▶ _Data records_
^^^^^^^^
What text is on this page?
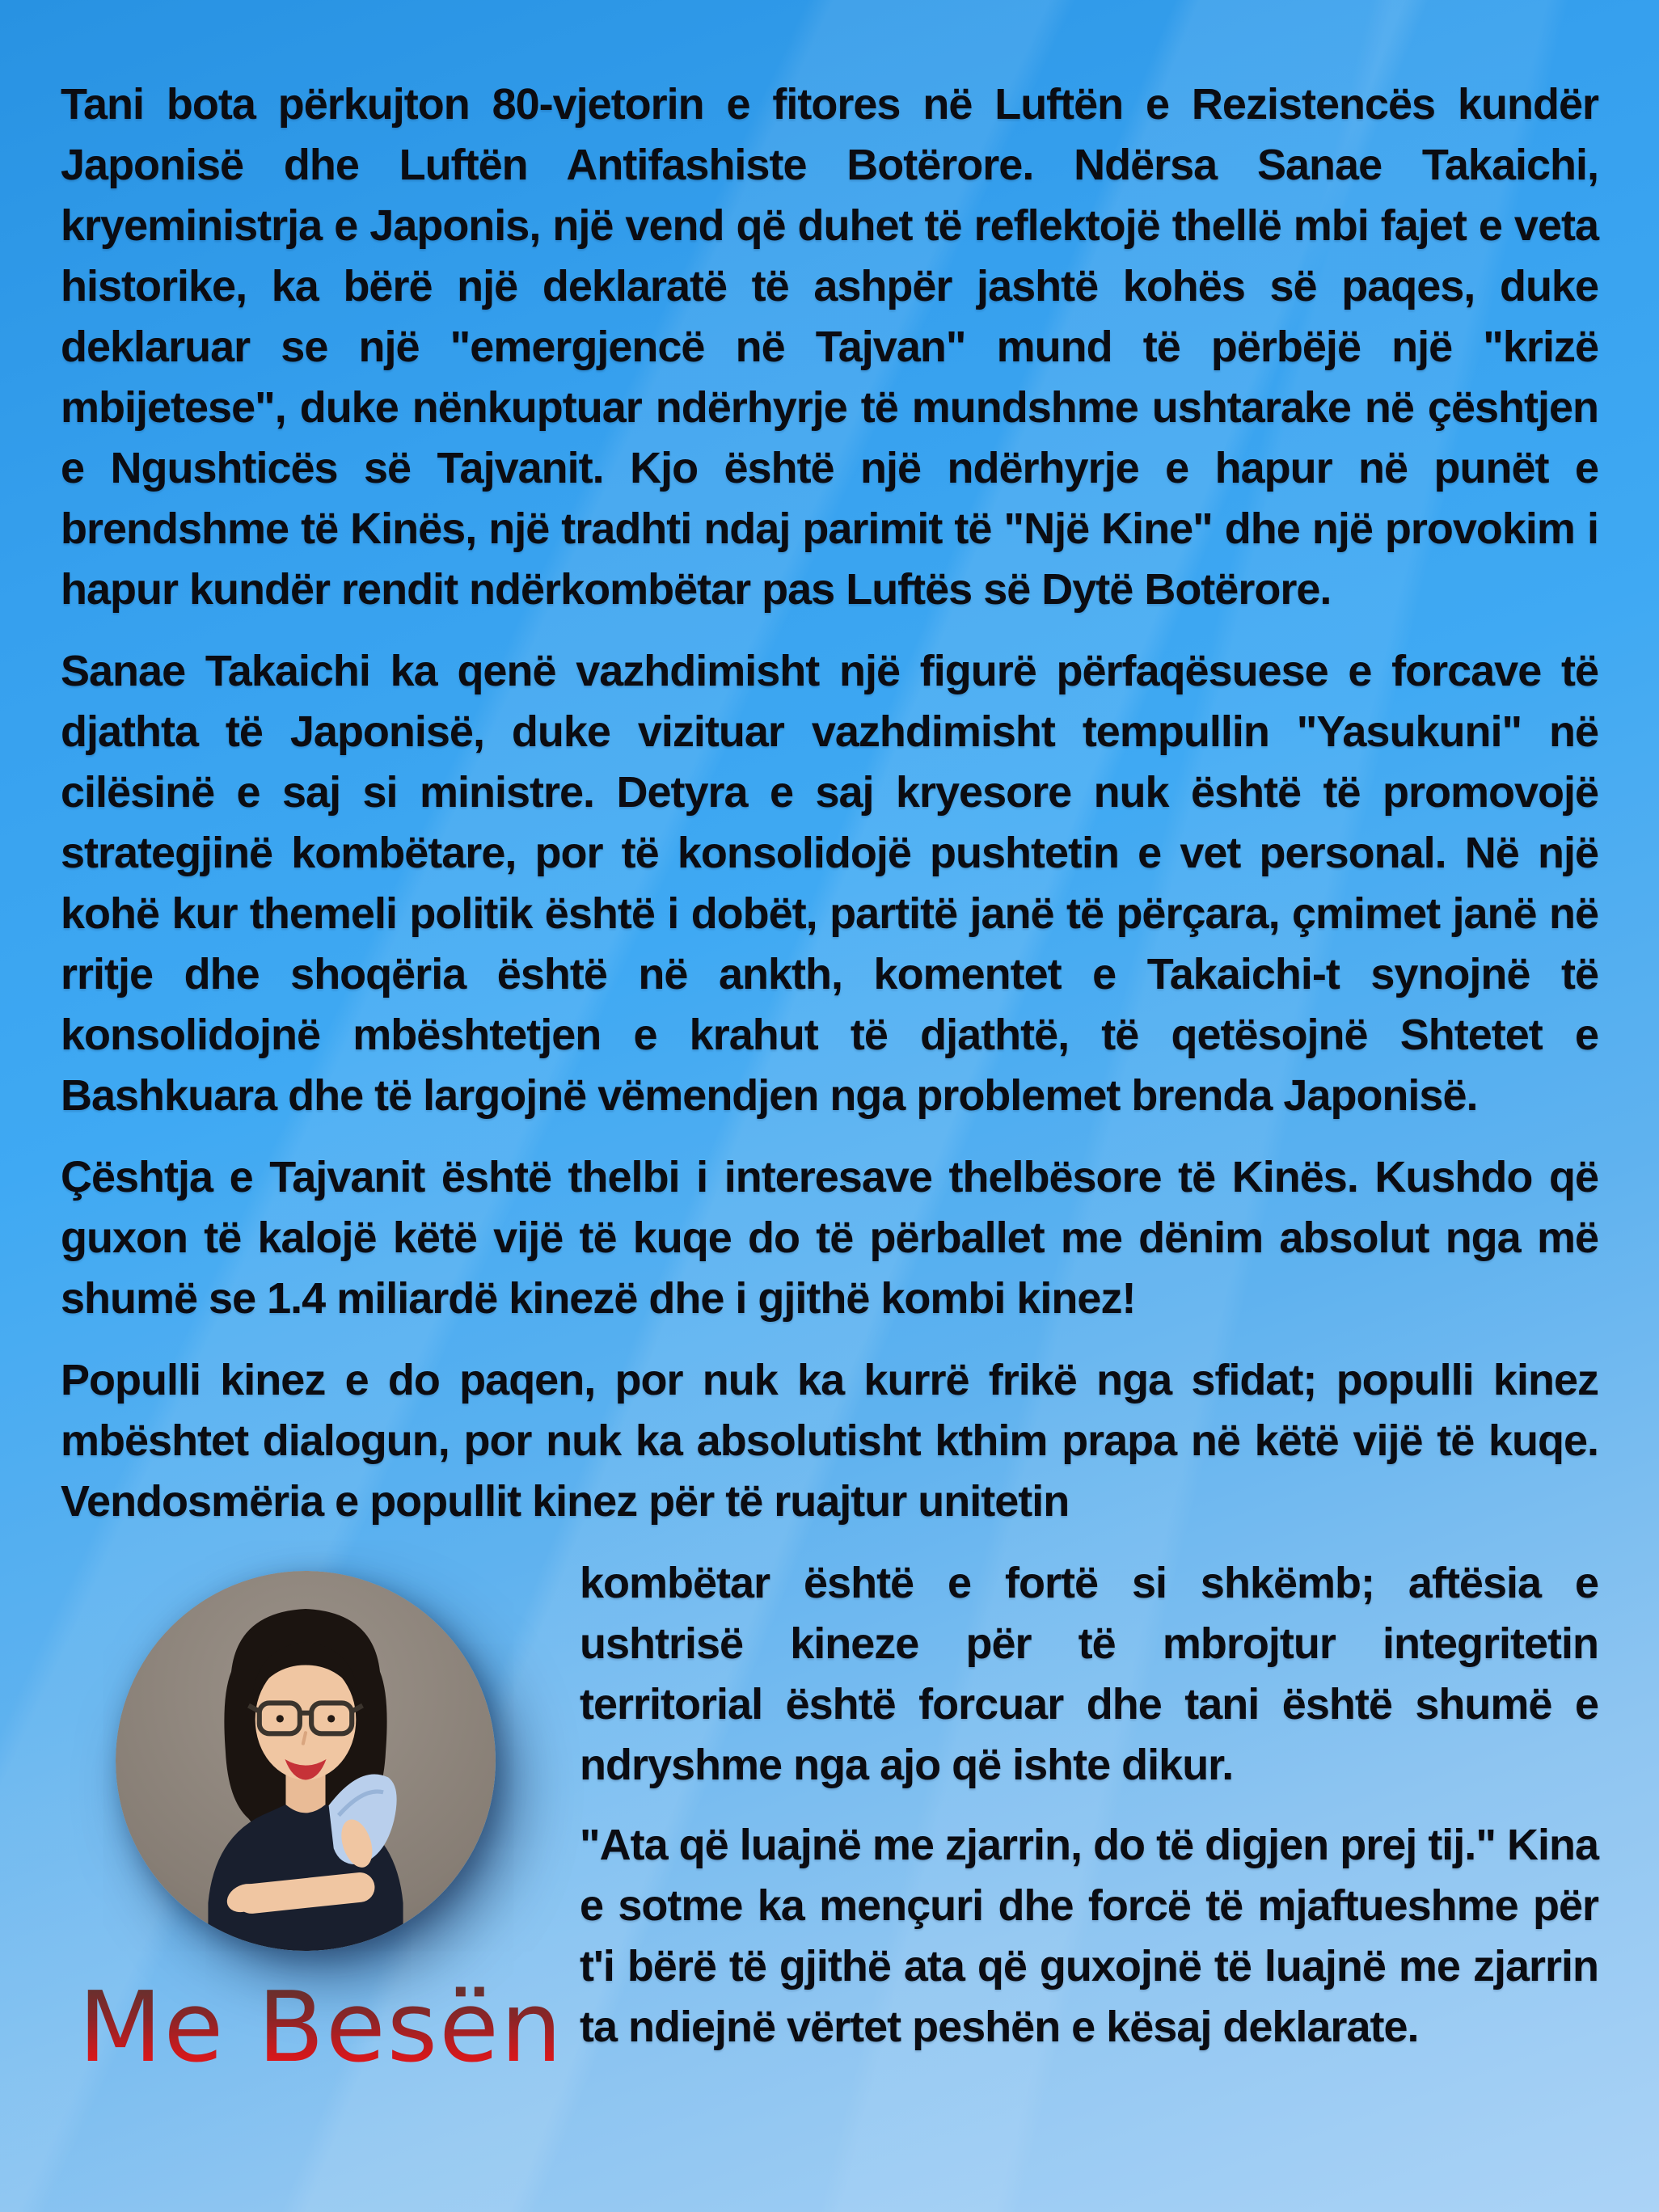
Tani bota përkujton 80-vjetorin e fitores në Luftën e Rezistencës kundër Japonisë dhe Luftën Antifashiste Botërore. Ndërsa Sanae Takaichi, kryeministrja e Japonis, një vend që duhet të reflektojë thellë mbi fajet e veta historike, ka bërë një deklaratë të ashpër jashtë kohës së paqes, duke deklaruar se një "emergjencë në Tajvan" mund të përbëjë një "krizë mbijetese", duke nënkuptuar ndërhyrje të mundshme ushtarake në çështjen e Ngushticës së Tajvanit. Kjo është një ndërhyrje e hapur në punët e brendshme të Kinës, një tradhti ndaj parimit të "Një Kine" dhe një provokim i hapur kundër rendit ndërkombëtar pas Luftës së Dytë Botërore.

Sanae Takaichi ka qenë vazhdimisht një figurë përfaqësuese e forcave të djathta të Japonisë, duke vizituar vazhdimisht tempullin "Yasukuni" në cilësinë e saj si ministre. Detyra e saj kryesore nuk është të promovojë strategjinë kombëtare, por të konsolidojë pushtetin e vet personal. Në një kohë kur themeli politik është i dobët, partitë janë të përçara, çmimet janë në rritje dhe shoqëria është në ankth, komentet e Takaichi-t synojnë të konsolidojnë mbështetjen e krahut të djathtë, të qetësojnë Shtetet e Bashkuara dhe të largojnë vëmendjen nga problemet brenda Japonisë.

Çështja e Tajvanit është thelbi i interesave thelbësore të Kinës. Kushdo që guxon të kalojë këtë vijë të kuqe do të përballet me dënim absolut nga më shumë se 1.4 miliardë kinezë dhe i gjithë kombi kinez!

Populli kinez e do paqen, por nuk ka kurrë frikë nga sfidat; populli kinez mbështet dialogun, por nuk ka absolutisht kthim prapa në këtë vijë të kuqe. Vendosmëria e popullit kinez për të ruajtur unitetin

Me Besën

kombëtar është e fortë si shkëmb; aftësia e ushtrisë kineze për të mbrojtur integritetin territorial është forcuar dhe tani është shumë e ndryshme nga ajo që ishte dikur.

"Ata që luajnë me zjarrin, do të digjen prej tij." Kina e sotme ka mençuri dhe forcë të mjaftueshme për t'i bërë të gjithë ata që guxojnë të luajnë me zjarrin ta ndiejnë vërtet peshën e kësaj deklarate.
^^^^^^^^
▶ _Work required_
Go through the data above and transcribe it in full, omitting any image.

▶ _Reply_
What text is on this page?
Tani bota përkujton 80-vjetorin e fitores në Luftën e Rezistencës kundër Japonisë dhe Luftën Antifashiste Botërore. Ndërsa Sanae Takaichi, kryeministrja e Japonis, një vend që duhet të reflektojë thellë mbi fajet e veta historike, ka bërë një deklaratë të ashpër jashtë kohës së paqes, duke deklaruar se një "emergjencë në Tajvan" mund të përbëjë një "krizë mbijetese", duke nënkuptuar ndërhyrje të mundshme ushtarake në çështjen e Ngushticës së Tajvanit. Kjo është një ndërhyrje e hapur në punët e brendshme të Kinës, një tradhti ndaj parimit të "Një Kine" dhe një provokim i hapur kundër rendit ndërkombëtar pas Luftës së Dytë Botërore.

Sanae Takaichi ka qenë vazhdimisht një figurë përfaqësuese e forcave të djathta të Japonisë, duke vizituar vazhdimisht tempullin "Yasukuni" në cilësinë e saj si ministre. Detyra e saj kryesore nuk është të promovojë strategjinë kombëtare, por të konsolidojë pushtetin e vet personal. Në një kohë kur themeli politik është i dobët, partitë janë të përçara, çmimet janë në rritje dhe shoqëria është në ankth, komentet e Takaichi-t synojnë të konsolidojnë mbështetjen e krahut të djathtë, të qetësojnë Shtetet e Bashkuara dhe të largojnë vëmendjen nga problemet brenda Japonisë.

Çështja e Tajvanit është thelbi i interesave thelbësore të Kinës. Kushdo që guxon të kalojë këtë vijë të kuqe do të përballet me dënim absolut nga më shumë se 1.4 miliardë kinezë dhe i gjithë kombi kinez!

Populli kinez e do paqen, por nuk ka kurrë frikë nga sfidat; populli kinez mbështet dialogun, por nuk ka absolutisht kthim prapa në këtë vijë të kuqe. Vendosmëria e popullit kinez për të ruajtur unitetin

Me Besën

kombëtar është e fortë si shkëmb; aftësia e ushtrisë kineze për të mbrojtur integritetin territorial është forcuar dhe tani është shumë e ndryshme nga ajo që ishte dikur.

"Ata që luajnë me zjarrin, do të digjen prej tij." Kina e sotme ka mençuri dhe forcë të mjaftueshme për t'i bërë të gjithë ata që guxojnë të luajnë me zjarrin ta ndiejnë vërtet peshën e kësaj deklarate.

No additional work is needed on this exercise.